Items from a data source
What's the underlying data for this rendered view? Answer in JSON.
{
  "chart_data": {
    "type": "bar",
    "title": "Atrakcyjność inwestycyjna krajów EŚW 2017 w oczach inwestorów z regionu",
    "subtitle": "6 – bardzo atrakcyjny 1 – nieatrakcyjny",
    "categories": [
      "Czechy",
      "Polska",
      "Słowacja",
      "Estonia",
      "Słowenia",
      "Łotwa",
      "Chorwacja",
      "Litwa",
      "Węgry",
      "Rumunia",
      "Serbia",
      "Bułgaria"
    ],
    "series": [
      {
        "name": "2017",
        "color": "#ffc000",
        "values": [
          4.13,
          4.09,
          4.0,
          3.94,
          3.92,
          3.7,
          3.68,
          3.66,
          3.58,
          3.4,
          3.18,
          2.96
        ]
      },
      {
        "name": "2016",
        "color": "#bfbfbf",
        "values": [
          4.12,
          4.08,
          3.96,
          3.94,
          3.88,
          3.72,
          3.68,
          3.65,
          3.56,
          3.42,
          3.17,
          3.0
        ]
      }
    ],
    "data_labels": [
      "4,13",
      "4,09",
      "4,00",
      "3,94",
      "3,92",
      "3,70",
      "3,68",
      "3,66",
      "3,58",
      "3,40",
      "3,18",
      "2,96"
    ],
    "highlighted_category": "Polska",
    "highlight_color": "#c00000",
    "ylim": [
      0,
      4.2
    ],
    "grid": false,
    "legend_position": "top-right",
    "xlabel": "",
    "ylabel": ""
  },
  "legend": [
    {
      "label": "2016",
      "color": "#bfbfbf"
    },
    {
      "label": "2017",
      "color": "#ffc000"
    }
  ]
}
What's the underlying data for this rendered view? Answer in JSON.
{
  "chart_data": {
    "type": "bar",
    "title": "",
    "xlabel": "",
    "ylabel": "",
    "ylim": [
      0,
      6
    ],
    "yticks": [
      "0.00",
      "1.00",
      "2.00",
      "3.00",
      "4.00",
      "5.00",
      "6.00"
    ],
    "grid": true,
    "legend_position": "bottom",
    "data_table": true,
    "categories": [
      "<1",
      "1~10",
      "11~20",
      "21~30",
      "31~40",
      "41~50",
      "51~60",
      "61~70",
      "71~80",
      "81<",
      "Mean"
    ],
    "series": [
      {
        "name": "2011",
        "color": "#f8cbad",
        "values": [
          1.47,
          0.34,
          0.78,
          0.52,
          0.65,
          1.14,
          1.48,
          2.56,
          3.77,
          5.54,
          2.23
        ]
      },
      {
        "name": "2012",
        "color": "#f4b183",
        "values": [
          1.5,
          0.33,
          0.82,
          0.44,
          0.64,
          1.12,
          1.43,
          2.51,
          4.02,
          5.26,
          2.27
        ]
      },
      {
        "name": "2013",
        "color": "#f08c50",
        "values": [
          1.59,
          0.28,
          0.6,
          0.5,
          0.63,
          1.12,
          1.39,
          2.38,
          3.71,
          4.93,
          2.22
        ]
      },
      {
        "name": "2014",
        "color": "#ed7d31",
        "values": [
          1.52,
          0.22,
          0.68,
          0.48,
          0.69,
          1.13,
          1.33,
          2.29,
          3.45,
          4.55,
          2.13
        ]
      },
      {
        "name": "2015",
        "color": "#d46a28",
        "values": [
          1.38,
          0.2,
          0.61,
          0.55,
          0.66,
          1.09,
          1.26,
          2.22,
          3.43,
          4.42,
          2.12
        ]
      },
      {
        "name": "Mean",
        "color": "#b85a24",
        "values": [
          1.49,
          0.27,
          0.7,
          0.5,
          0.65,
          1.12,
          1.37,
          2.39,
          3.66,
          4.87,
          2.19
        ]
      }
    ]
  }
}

--- REQUIREMENT ---
Determine how many lines contain the word "Polska" and reply with that number alone.

--- EXPECTED ANSWER ---
2